From the listing below, select every line where the word "centrum" appears.

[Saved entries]
+ + +

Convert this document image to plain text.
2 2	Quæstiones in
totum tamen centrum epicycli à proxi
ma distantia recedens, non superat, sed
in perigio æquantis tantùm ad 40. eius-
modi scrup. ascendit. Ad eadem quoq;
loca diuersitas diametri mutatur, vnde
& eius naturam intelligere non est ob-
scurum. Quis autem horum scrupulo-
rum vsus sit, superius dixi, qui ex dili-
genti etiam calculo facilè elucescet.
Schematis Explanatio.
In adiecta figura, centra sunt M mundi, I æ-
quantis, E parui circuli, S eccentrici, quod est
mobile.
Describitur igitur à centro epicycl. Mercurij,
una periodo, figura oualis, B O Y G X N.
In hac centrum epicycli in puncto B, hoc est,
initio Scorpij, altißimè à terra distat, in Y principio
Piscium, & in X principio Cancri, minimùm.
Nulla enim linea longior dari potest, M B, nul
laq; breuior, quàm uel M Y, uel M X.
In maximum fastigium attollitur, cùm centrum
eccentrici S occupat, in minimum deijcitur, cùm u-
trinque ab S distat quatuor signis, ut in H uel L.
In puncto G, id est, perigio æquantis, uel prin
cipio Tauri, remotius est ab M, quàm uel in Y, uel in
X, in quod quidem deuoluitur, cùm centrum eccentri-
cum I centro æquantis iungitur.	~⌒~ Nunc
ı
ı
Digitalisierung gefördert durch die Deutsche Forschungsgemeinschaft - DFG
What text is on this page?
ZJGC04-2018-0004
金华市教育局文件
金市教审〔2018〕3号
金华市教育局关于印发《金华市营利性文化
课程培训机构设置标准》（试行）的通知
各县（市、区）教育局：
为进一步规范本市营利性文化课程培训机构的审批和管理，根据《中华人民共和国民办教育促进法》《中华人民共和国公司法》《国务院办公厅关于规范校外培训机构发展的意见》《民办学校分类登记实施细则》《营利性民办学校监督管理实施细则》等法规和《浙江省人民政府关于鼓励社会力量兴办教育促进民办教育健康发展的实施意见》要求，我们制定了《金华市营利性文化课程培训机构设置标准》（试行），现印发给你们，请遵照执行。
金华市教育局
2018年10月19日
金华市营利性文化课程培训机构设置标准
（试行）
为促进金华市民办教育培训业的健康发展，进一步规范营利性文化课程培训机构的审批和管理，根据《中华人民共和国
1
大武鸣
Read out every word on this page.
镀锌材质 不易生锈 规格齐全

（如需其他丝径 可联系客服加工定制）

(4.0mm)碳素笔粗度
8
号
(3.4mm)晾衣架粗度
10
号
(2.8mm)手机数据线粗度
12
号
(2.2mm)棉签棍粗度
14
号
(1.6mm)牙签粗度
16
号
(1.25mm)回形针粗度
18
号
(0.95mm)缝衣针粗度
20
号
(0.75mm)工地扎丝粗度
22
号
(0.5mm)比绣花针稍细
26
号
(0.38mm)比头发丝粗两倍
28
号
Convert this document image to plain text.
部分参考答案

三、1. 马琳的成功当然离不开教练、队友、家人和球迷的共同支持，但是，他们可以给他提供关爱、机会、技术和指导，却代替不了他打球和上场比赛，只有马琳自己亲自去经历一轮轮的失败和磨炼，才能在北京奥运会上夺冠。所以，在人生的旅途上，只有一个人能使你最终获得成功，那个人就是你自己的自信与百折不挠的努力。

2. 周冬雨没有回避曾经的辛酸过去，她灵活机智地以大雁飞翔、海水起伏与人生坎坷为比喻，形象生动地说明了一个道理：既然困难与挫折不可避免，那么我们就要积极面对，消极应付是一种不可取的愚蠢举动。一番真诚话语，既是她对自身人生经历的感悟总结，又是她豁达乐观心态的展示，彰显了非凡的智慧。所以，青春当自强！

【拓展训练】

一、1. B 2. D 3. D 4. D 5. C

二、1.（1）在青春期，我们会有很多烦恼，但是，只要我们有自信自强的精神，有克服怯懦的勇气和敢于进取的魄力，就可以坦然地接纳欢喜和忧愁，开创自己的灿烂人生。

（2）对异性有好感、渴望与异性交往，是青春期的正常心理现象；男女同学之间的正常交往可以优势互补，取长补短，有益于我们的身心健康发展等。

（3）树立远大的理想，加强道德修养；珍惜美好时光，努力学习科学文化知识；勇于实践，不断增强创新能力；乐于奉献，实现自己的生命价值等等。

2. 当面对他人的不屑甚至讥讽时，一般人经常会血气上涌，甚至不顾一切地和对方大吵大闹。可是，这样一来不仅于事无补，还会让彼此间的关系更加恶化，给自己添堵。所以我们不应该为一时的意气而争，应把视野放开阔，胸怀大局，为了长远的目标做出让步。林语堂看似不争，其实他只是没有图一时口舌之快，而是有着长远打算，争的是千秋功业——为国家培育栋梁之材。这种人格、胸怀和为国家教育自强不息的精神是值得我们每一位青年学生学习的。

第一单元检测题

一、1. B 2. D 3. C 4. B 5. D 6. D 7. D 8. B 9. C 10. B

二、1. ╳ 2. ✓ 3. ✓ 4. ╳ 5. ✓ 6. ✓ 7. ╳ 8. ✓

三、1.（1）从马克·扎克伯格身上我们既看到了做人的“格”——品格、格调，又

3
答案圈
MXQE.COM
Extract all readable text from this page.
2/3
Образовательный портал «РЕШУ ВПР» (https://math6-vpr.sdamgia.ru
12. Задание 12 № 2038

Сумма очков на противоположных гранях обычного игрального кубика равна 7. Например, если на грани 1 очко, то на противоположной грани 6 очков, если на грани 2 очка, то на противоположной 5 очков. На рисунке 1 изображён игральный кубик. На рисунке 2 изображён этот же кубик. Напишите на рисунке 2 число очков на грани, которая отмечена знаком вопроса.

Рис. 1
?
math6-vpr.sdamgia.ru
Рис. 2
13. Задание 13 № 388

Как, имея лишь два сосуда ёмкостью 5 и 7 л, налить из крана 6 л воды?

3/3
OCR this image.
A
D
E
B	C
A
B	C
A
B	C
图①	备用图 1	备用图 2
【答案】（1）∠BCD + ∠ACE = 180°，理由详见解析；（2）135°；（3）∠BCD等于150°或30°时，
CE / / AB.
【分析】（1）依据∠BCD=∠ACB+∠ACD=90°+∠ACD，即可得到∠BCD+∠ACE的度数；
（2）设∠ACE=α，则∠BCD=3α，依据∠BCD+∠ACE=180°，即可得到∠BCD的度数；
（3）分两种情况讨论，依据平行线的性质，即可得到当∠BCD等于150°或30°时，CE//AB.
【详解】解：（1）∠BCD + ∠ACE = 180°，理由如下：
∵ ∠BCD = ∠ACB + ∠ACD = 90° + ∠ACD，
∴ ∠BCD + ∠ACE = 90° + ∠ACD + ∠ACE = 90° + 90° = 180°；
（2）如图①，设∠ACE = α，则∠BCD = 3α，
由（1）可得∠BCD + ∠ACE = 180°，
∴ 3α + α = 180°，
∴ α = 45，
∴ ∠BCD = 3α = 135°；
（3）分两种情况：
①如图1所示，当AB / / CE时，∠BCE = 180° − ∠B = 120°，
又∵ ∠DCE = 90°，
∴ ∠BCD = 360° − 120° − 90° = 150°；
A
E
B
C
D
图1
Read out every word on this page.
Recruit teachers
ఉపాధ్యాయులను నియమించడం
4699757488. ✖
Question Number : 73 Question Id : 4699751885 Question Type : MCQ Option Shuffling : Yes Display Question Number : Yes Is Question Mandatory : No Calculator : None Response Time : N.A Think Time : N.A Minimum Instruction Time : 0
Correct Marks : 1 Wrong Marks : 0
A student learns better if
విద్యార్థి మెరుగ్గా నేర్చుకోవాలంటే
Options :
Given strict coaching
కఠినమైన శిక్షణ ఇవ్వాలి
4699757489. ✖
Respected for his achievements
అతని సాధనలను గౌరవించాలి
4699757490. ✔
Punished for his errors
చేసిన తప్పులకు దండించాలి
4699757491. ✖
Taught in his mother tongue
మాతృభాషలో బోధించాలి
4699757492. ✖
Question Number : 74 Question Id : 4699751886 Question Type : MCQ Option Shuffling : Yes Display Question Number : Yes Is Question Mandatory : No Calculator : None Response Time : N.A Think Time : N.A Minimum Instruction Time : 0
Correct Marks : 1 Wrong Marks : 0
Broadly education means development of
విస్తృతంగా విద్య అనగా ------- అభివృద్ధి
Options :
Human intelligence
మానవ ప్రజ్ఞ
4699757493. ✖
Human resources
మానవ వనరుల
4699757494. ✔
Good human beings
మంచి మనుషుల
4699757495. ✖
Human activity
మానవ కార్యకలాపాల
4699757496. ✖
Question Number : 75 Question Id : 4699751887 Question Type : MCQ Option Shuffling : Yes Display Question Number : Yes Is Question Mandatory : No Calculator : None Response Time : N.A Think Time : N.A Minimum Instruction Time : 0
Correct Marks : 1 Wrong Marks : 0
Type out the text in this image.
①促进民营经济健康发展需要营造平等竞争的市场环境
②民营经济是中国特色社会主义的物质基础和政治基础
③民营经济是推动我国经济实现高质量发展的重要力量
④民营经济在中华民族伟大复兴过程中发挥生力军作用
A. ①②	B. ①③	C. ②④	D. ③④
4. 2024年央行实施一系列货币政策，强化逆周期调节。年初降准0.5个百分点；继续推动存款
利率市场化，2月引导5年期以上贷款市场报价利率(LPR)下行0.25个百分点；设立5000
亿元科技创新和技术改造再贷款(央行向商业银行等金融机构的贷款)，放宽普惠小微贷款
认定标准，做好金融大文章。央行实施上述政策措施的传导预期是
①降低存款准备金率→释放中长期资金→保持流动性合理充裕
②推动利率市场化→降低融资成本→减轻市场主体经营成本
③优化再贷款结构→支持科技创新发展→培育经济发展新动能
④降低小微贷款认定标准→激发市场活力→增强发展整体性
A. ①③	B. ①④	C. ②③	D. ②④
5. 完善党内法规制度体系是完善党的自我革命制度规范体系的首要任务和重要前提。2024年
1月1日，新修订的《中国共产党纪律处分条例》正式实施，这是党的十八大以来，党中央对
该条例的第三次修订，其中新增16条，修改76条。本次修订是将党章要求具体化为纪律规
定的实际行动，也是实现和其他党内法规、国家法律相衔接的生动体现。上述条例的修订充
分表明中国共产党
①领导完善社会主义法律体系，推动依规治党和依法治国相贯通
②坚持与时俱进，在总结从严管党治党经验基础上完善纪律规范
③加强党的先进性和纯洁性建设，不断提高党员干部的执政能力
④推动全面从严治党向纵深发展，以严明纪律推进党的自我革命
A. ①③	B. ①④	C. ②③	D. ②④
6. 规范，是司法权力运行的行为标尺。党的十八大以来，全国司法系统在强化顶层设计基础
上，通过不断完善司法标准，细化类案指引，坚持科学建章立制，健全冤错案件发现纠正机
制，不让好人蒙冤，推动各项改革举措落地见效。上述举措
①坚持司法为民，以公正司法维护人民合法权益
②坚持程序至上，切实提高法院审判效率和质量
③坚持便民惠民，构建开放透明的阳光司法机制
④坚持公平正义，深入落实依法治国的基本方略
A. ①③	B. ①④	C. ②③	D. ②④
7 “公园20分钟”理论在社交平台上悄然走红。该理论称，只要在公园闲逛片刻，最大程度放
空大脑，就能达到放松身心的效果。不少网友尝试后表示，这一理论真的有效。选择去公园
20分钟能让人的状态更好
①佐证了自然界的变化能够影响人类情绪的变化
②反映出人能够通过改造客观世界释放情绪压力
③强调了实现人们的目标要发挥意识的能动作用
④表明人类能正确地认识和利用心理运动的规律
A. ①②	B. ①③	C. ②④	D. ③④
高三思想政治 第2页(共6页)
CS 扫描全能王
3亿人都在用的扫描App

+ + +

◆ Complete output
totum tamen centrum epicycli à proxi
In hac centrum epicycli in puncto B, hoc est,
In maximum fastigium attollitur, cùm centrum
X, in quod quidem deuoluitur, cùm centrum eccentri-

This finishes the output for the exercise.